Required task
List each line holding the string "Load".

[Dataset entries on figures]
>> Start
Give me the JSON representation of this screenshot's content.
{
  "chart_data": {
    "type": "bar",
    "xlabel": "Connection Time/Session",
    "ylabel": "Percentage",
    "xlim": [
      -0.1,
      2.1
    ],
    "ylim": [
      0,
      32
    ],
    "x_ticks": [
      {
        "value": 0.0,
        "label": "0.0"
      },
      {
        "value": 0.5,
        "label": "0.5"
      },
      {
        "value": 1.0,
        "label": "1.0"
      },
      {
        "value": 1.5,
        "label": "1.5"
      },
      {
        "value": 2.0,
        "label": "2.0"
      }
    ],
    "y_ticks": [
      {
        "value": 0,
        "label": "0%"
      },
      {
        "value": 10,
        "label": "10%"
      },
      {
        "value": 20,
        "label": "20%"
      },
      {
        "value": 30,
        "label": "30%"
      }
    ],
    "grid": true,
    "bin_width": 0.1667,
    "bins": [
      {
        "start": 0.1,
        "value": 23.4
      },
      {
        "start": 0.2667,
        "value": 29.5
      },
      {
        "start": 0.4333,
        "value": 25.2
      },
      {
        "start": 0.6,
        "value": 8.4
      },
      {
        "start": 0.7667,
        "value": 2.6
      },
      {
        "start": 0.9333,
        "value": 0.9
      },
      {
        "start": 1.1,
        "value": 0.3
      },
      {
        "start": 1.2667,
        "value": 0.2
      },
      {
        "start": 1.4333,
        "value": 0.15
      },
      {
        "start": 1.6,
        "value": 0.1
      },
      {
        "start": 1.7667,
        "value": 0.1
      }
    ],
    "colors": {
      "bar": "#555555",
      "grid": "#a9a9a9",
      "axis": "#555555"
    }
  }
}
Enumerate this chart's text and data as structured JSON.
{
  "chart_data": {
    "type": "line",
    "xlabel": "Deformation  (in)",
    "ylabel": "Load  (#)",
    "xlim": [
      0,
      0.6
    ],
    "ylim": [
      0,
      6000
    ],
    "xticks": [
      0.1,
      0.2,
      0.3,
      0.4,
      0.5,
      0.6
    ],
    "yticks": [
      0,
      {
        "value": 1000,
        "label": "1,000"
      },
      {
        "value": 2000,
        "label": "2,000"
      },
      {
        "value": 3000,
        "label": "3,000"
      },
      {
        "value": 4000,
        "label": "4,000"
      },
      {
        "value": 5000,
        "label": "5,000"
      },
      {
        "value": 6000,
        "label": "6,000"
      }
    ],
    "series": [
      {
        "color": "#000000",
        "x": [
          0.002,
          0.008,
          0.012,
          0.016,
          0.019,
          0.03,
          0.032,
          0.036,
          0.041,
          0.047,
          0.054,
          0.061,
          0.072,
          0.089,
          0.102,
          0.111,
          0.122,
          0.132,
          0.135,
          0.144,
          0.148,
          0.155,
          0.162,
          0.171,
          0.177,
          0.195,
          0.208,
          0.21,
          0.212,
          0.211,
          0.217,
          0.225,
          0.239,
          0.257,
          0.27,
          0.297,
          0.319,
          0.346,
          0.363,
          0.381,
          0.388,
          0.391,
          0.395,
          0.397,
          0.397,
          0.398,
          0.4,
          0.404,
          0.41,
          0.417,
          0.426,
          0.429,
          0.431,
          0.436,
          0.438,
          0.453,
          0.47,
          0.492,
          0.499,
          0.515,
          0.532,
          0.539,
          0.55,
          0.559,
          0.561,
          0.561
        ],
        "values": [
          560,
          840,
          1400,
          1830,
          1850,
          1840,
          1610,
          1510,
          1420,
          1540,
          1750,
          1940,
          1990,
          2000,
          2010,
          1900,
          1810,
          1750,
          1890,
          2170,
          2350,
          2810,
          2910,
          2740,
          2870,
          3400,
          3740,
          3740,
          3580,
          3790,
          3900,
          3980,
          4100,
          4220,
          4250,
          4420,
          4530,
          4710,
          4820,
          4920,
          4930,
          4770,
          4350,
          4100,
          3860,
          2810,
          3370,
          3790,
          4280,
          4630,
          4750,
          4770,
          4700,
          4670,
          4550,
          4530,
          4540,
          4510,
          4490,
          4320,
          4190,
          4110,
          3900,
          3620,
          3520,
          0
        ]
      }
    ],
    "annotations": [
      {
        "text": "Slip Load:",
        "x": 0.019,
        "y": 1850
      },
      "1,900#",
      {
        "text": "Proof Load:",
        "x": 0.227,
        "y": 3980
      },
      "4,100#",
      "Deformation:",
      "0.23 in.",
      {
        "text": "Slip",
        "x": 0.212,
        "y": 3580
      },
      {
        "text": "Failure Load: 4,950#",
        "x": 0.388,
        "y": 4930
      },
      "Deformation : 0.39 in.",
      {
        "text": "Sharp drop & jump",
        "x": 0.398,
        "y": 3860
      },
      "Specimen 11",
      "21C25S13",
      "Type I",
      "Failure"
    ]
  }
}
>> End
Final answer
    "ylabel": "Load  (#)",
        "text": "Slip Load:",
        "text": "Proof Load:",
        "text": "Failure Load: 4,950#",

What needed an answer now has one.